* [Records supplied]:
begin
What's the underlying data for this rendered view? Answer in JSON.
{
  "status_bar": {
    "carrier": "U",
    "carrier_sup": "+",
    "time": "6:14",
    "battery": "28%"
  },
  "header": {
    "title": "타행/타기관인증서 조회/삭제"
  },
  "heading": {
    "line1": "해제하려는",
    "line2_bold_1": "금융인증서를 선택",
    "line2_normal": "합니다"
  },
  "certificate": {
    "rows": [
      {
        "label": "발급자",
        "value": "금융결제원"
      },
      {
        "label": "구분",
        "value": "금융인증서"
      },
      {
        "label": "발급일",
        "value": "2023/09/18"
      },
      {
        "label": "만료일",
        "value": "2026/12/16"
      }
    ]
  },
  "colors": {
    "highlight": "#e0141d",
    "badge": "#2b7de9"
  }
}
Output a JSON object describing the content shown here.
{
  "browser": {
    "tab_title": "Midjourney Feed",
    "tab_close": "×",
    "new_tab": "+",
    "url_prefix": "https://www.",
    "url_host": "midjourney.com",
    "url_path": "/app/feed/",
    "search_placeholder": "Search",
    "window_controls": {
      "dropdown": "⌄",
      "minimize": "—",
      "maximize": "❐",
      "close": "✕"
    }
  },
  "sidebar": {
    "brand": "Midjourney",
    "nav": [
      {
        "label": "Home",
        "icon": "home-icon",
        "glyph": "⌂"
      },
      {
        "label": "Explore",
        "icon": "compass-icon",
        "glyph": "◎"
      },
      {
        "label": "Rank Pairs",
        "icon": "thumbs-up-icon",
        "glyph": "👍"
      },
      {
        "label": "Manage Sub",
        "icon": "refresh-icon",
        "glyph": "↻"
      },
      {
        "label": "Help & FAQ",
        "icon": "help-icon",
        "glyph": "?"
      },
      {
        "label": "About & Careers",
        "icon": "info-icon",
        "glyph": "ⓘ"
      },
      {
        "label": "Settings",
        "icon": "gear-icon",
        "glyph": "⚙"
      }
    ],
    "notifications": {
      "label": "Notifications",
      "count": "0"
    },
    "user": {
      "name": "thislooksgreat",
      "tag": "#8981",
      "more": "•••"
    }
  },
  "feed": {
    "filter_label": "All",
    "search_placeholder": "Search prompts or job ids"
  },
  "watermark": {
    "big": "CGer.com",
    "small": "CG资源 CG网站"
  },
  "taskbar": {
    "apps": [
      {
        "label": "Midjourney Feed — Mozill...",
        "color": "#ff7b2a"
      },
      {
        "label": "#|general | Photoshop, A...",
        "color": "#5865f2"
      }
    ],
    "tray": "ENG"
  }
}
end
* [Work instructions]: Go through the records above and set each one down exactly, please.

* [Task response]:
What's the underlying data for this rendered view? Answer in JSON.
{
  "status_bar": {
    "carrier": "U",
    "carrier_sup": "+",
    "time": "6:14",
    "battery": "28%"
  },
  "header": {
    "title": "타행/타기관인증서 조회/삭제"
  },
  "heading": {
    "line1": "해제하려는",
    "line2_bold_1": "금융인증서를 선택",
    "line2_normal": "합니다"
  },
  "certificate": {
    "rows": [
      {
        "label": "발급자",
        "value": "금융결제원"
      },
      {
        "label": "구분",
        "value": "금융인증서"
      },
      {
        "label": "발급일",
        "value": "2023/09/18"
      },
      {
        "label": "만료일",
        "value": "2026/12/16"
      }
    ]
  },
  "colors": {
    "highlight": "#e0141d",
    "badge": "#2b7de9"
  }
}
Output a JSON object describing the content shown here.
{
  "browser": {
    "tab_title": "Midjourney Feed",
    "tab_close": "×",
    "new_tab": "+",
    "url_prefix": "https://www.",
    "url_host": "midjourney.com",
    "url_path": "/app/feed/",
    "search_placeholder": "Search",
    "window_controls": {
      "dropdown": "⌄",
      "minimize": "—",
      "maximize": "❐",
      "close": "✕"
    }
  },
  "sidebar": {
    "brand": "Midjourney",
    "nav": [
      {
        "label": "Home",
        "icon": "home-icon",
        "glyph": "⌂"
      },
      {
        "label": "Explore",
        "icon": "compass-icon",
        "glyph": "◎"
      },
      {
        "label": "Rank Pairs",
        "icon": "thumbs-up-icon",
        "glyph": "👍"
      },
      {
        "label": "Manage Sub",
        "icon": "refresh-icon",
        "glyph": "↻"
      },
      {
        "label": "Help & FAQ",
        "icon": "help-icon",
        "glyph": "?"
      },
      {
        "label": "About & Careers",
        "icon": "info-icon",
        "glyph": "ⓘ"
      },
      {
        "label": "Settings",
        "icon": "gear-icon",
        "glyph": "⚙"
      }
    ],
    "notifications": {
      "label": "Notifications",
      "count": "0"
    },
    "user": {
      "name": "thislooksgreat",
      "tag": "#8981",
      "more": "•••"
    }
  },
  "feed": {
    "filter_label": "All",
    "search_placeholder": "Search prompts or job ids"
  },
  "watermark": {
    "big": "CGer.com",
    "small": "CG资源 CG网站"
  },
  "taskbar": {
    "apps": [
      {
        "label": "Midjourney Feed — Mozill...",
        "color": "#ff7b2a"
      },
      {
        "label": "#|general | Photoshop, A...",
        "color": "#5865f2"
      }
    ],
    "tray": "ENG"
  }
}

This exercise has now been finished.